Stated problem: Make a tally of the lines in the records that include the string "disk", and give only that number.

Records:
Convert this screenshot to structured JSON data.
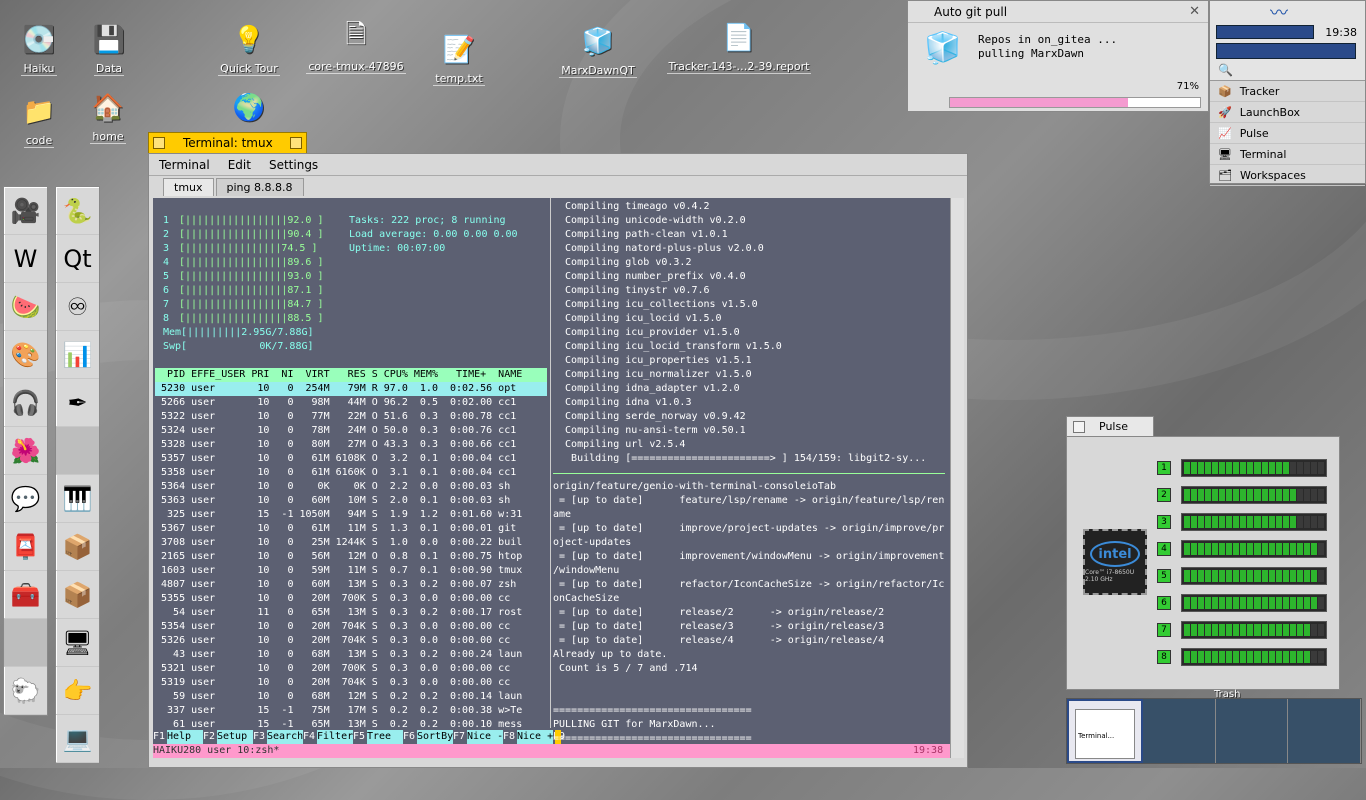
{
  "desktop": {
    "icons": [
      {
        "label": "Haiku",
        "icon": "haiku-disk-icon"
      },
      {
        "label": "Data",
        "icon": "data-disk-icon"
      },
      {
        "label": "Quick Tour",
        "icon": "lightbulb-icon"
      },
      {
        "label": "core-tmux-47896",
        "icon": "file-icon"
      },
      {
        "label": "temp.txt",
        "icon": "text-file-icon"
      },
      {
        "label": "MarxDawnQT",
        "icon": "app-cubes-icon"
      },
      {
        "label": "Tracker-143-…2-39.report",
        "icon": "report-file-icon"
      },
      {
        "label": "code",
        "icon": "folder-icon"
      },
      {
        "label": "home",
        "icon": "home-folder-icon"
      }
    ],
    "trash_label": "Trash"
  },
  "dock_left": [
    "webcam-icon",
    "wiki-icon",
    "game-icon",
    "paint-icon",
    "headphones-icon",
    "flower-icon",
    "chat-icon",
    "mail-icon",
    "tools-icon",
    "",
    "sheep-icon"
  ],
  "dock_right": [
    "snake-icon",
    "qt-icon",
    "infinity-icon",
    "chart-icon",
    "pen-icon",
    "",
    "piano-icon",
    "package-icon",
    "package-icon",
    "terminal-icon",
    "hand-icon",
    "computer-icon"
  ],
  "terminal": {
    "title": "Terminal: tmux",
    "menu": [
      "Terminal",
      "Edit",
      "Settings"
    ],
    "tabs": [
      "tmux",
      "ping 8.8.8.8"
    ],
    "htop": {
      "cpus": [
        {
          "n": "1",
          "bar": "[|||||||||||||||||92.0 ]"
        },
        {
          "n": "2",
          "bar": "[|||||||||||||||||90.4 ]"
        },
        {
          "n": "3",
          "bar": "[||||||||||||||||74.5 ]"
        },
        {
          "n": "4",
          "bar": "[|||||||||||||||||89.6 ]"
        },
        {
          "n": "5",
          "bar": "[|||||||||||||||||93.0 ]"
        },
        {
          "n": "6",
          "bar": "[|||||||||||||||||87.1 ]"
        },
        {
          "n": "7",
          "bar": "[|||||||||||||||||84.7 ]"
        },
        {
          "n": "8",
          "bar": "[|||||||||||||||||88.5 ]"
        }
      ],
      "mem": "Mem[|||||||||2.95G/7.88G]",
      "swp": "Swp[            0K/7.88G]",
      "tasks": "Tasks: 222 proc; 8 running",
      "load": "Load average: 0.00 0.00 0.00",
      "uptime": "Uptime: 00:07:00",
      "header": "  PID EFFE_USER PRI  NI  VIRT   RES S CPU% MEM%   TIME+  NAME",
      "rows": [
        " 5230 user       10   0  254M   79M R 97.0  1.0  0:02.56 opt",
        " 5266 user       10   0   98M   44M O 96.2  0.5  0:02.00 cc1",
        " 5322 user       10   0   77M   22M O 51.6  0.3  0:00.78 cc1",
        " 5324 user       10   0   78M   24M O 50.0  0.3  0:00.76 cc1",
        " 5328 user       10   0   80M   27M O 43.3  0.3  0:00.66 cc1",
        " 5357 user       10   0   61M 6108K O  3.2  0.1  0:00.04 cc1",
        " 5358 user       10   0   61M 6160K O  3.1  0.1  0:00.04 cc1",
        " 5364 user       10   0    0K    0K O  2.2  0.0  0:00.03 sh",
        " 5363 user       10   0   60M   10M S  2.0  0.1  0:00.03 sh",
        "  325 user       15  -1 1050M   94M S  1.9  1.2  0:01.60 w:31",
        " 5367 user       10   0   61M   11M S  1.3  0.1  0:00.01 git",
        " 3708 user       10   0   25M 1244K S  1.0  0.0  0:00.22 buil",
        " 2165 user       10   0   56M   12M O  0.8  0.1  0:00.75 htop",
        " 1603 user       10   0   59M   11M S  0.7  0.1  0:00.90 tmux",
        " 4807 user       10   0   60M   13M S  0.3  0.2  0:00.07 zsh",
        " 5355 user       10   0   20M  700K S  0.3  0.0  0:00.00 cc",
        "   54 user       11   0   65M   13M S  0.3  0.2  0:00.17 rost",
        " 5354 user       10   0   20M  704K S  0.3  0.0  0:00.00 cc",
        " 5326 user       10   0   20M  704K S  0.3  0.0  0:00.00 cc",
        "   43 user       10   0   68M   13M S  0.3  0.2  0:00.24 laun",
        " 5321 user       10   0   20M  700K S  0.3  0.0  0:00.00 cc",
        " 5319 user       10   0   20M  704K S  0.3  0.0  0:00.00 cc",
        "   59 user       10   0   68M   12M S  0.2  0.2  0:00.14 laun",
        "  337 user       15  -1   75M   17M S  0.2  0.2  0:00.38 w>Te",
        "   61 user       15  -1   65M   13M S  0.2  0.2  0:00.10 mess"
      ],
      "fkeys": [
        {
          "k": "F1",
          "l": "Help  "
        },
        {
          "k": "F2",
          "l": "Setup "
        },
        {
          "k": "F3",
          "l": "Search"
        },
        {
          "k": "F4",
          "l": "Filter"
        },
        {
          "k": "F5",
          "l": "Tree  "
        },
        {
          "k": "F6",
          "l": "SortBy"
        },
        {
          "k": "F7",
          "l": "Nice -"
        },
        {
          "k": "F8",
          "l": "Nice +"
        },
        {
          "k": "F9",
          "l": ""
        }
      ]
    },
    "right_pane": [
      "  Compiling timeago v0.4.2",
      "  Compiling unicode-width v0.2.0",
      "  Compiling path-clean v1.0.1",
      "  Compiling natord-plus-plus v2.0.0",
      "  Compiling glob v0.3.2",
      "  Compiling number_prefix v0.4.0",
      "  Compiling tinystr v0.7.6",
      "  Compiling icu_collections v1.5.0",
      "  Compiling icu_locid v1.5.0",
      "  Compiling icu_provider v1.5.0",
      "  Compiling icu_locid_transform v1.5.0",
      "  Compiling icu_properties v1.5.1",
      "  Compiling icu_normalizer v1.5.0",
      "  Compiling idna_adapter v1.2.0",
      "  Compiling idna v1.0.3",
      "  Compiling serde_norway v0.9.42",
      "  Compiling nu-ansi-term v0.50.1",
      "  Compiling url v2.5.4",
      "   Building [=======================> ] 154/159: libgit2-sy...",
      "",
      "origin/feature/genio-with-terminal-consoleioTab",
      " = [up to date]      feature/lsp/rename -> origin/feature/lsp/ren",
      "ame",
      " = [up to date]      improve/project-updates -> origin/improve/pr",
      "oject-updates",
      " = [up to date]      improvement/windowMenu -> origin/improvement",
      "/windowMenu",
      " = [up to date]      refactor/IconCacheSize -> origin/refactor/Ic",
      "onCacheSize",
      " = [up to date]      release/2      -> origin/release/2",
      " = [up to date]      release/3      -> origin/release/3",
      " = [up to date]      release/4      -> origin/release/4",
      "Already up to date.",
      " Count is 5 / 7 and .714",
      "",
      "",
      "=================================",
      "PULLING GIT for MarxDawn...",
      "================================="
    ],
    "status_left": "HAIKU280 user 10:zsh*",
    "status_right": "19:38"
  },
  "notification": {
    "title": "Auto git pull",
    "line1": "Repos in on_gitea ...",
    "line2": "pulling MarxDawn",
    "percent_label": "71%",
    "progress": 0.71
  },
  "deskbar": {
    "clock": "19:38",
    "items": [
      {
        "label": "Tracker",
        "icon": "tracker-icon"
      },
      {
        "label": "LaunchBox",
        "icon": "rocket-icon"
      },
      {
        "label": "Pulse",
        "icon": "pulse-icon"
      },
      {
        "label": "Terminal",
        "icon": "terminal-icon"
      },
      {
        "label": "Workspaces",
        "icon": "workspaces-icon"
      }
    ]
  },
  "pulse": {
    "title": "Pulse",
    "cpu_brand": "intel",
    "cpu_model": "Core™ i7-8650U 2.10 GHz",
    "cpus": [
      {
        "n": "1",
        "level": 0.75
      },
      {
        "n": "2",
        "level": 0.8
      },
      {
        "n": "3",
        "level": 0.8
      },
      {
        "n": "4",
        "level": 0.95
      },
      {
        "n": "5",
        "level": 0.95
      },
      {
        "n": "6",
        "level": 0.95
      },
      {
        "n": "7",
        "level": 0.9
      },
      {
        "n": "8",
        "level": 0.9
      }
    ]
  },
  "workspaces": {
    "current_window_label": "Terminal..."
  }
}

Result for this task: 2